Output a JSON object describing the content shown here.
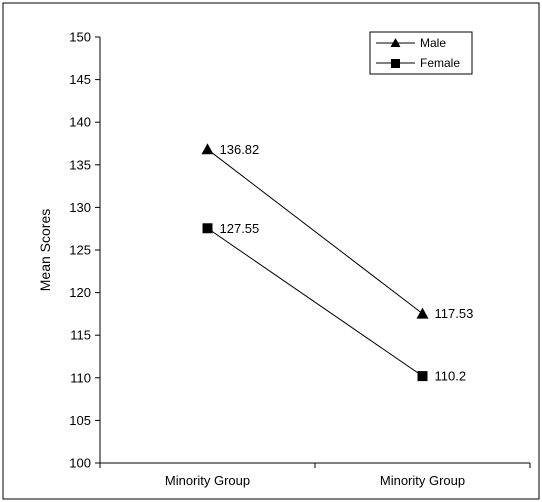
{
  "chart_data": {
    "type": "line",
    "title": "",
    "xlabel": "",
    "ylabel": "Mean Scores",
    "categories": [
      "Minority Group",
      "Minority Group"
    ],
    "ylim": [
      100,
      150
    ],
    "y_ticks": [
      100,
      105,
      110,
      115,
      120,
      125,
      130,
      135,
      140,
      145,
      150
    ],
    "grid": false,
    "legend_position": "top-right",
    "series": [
      {
        "name": "Male",
        "values": [
          136.82,
          117.53
        ],
        "marker": "triangle",
        "color": "#000000",
        "labels": [
          "136.82",
          "117.53"
        ]
      },
      {
        "name": "Female",
        "values": [
          127.55,
          110.2
        ],
        "marker": "square",
        "color": "#000000",
        "labels": [
          "127.55",
          "110.2"
        ]
      }
    ]
  }
}
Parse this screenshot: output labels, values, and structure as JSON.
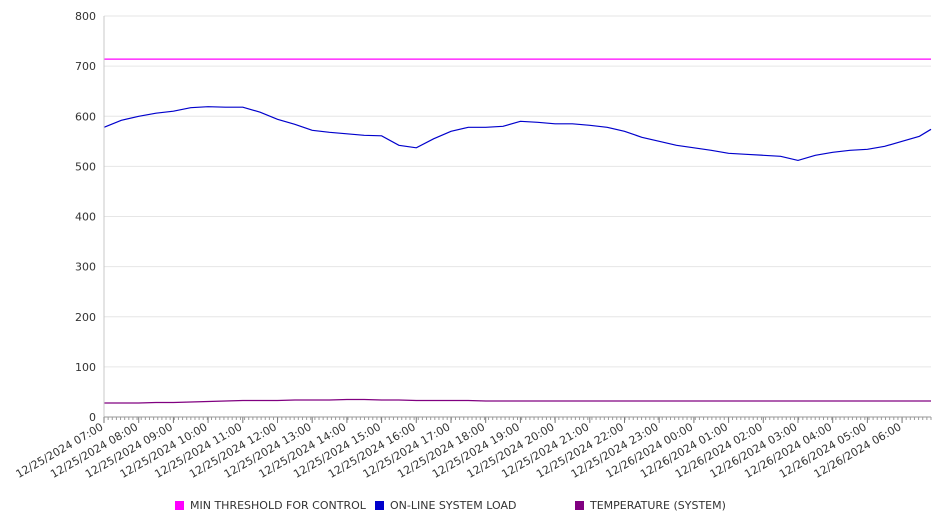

### GIVEN REQUEST
Make an exact copy of the data above, pictures excluded.

### RESULT OF THE TASK
Output a JSON object describing the content shown here.
{
  "chart_data": {
    "type": "line",
    "title": "",
    "xlabel": "",
    "ylabel": "Mean Scores",
    "categories": [
      "Minority Group",
      "Minority Group"
    ],
    "ylim": [
      100,
      150
    ],
    "y_ticks": [
      100,
      105,
      110,
      115,
      120,
      125,
      130,
      135,
      140,
      145,
      150
    ],
    "grid": false,
    "legend_position": "top-right",
    "series": [
      {
        "name": "Male",
        "values": [
          136.82,
          117.53
        ],
        "marker": "triangle",
        "color": "#000000",
        "labels": [
          "136.82",
          "117.53"
        ]
      },
      {
        "name": "Female",
        "values": [
          127.55,
          110.2
        ],
        "marker": "square",
        "color": "#000000",
        "labels": [
          "127.55",
          "110.2"
        ]
      }
    ]
  }
}
Parse this screenshot: output labels, values, and structure as JSON.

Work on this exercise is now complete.